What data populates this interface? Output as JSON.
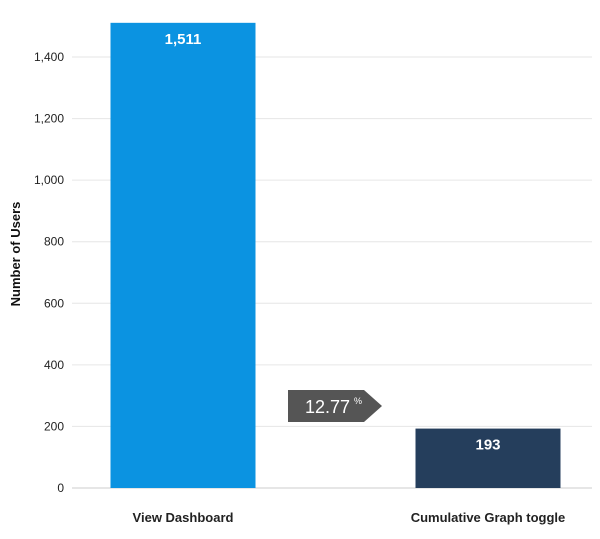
{
  "chart_data": {
    "type": "bar",
    "title": "",
    "xlabel": "",
    "ylabel": "Number of Users",
    "ylim": [
      0,
      1500
    ],
    "yticks": [
      0,
      200,
      400,
      600,
      800,
      1000,
      1200,
      1400
    ],
    "ytick_labels": [
      "0",
      "200",
      "400",
      "600",
      "800",
      "1,000",
      "1,200",
      "1,400"
    ],
    "grid": true,
    "categories": [
      "View Dashboard",
      "Cumulative Graph toggle"
    ],
    "values": [
      1511,
      193
    ],
    "value_labels": [
      "1,511",
      "193"
    ],
    "colors": [
      "#0B93E1",
      "#253E5C"
    ],
    "conversion": {
      "value": "12.77",
      "unit": "%"
    }
  },
  "colors": {
    "grid": "#e6e6e6",
    "axis": "#cccccc",
    "conversion_badge": "#555555"
  }
}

▶ **Challenge**: Print every entry above again without changing a word, and omit the pictures.

▶ **Task output**:
What data populates this interface? Output as JSON.
{
  "chart_data": {
    "type": "bar",
    "title": "",
    "xlabel": "",
    "ylabel": "Number of Users",
    "ylim": [
      0,
      1500
    ],
    "yticks": [
      0,
      200,
      400,
      600,
      800,
      1000,
      1200,
      1400
    ],
    "ytick_labels": [
      "0",
      "200",
      "400",
      "600",
      "800",
      "1,000",
      "1,200",
      "1,400"
    ],
    "grid": true,
    "categories": [
      "View Dashboard",
      "Cumulative Graph toggle"
    ],
    "values": [
      1511,
      193
    ],
    "value_labels": [
      "1,511",
      "193"
    ],
    "colors": [
      "#0B93E1",
      "#253E5C"
    ],
    "conversion": {
      "value": "12.77",
      "unit": "%"
    }
  },
  "colors": {
    "grid": "#e6e6e6",
    "axis": "#cccccc",
    "conversion_badge": "#555555"
  }
}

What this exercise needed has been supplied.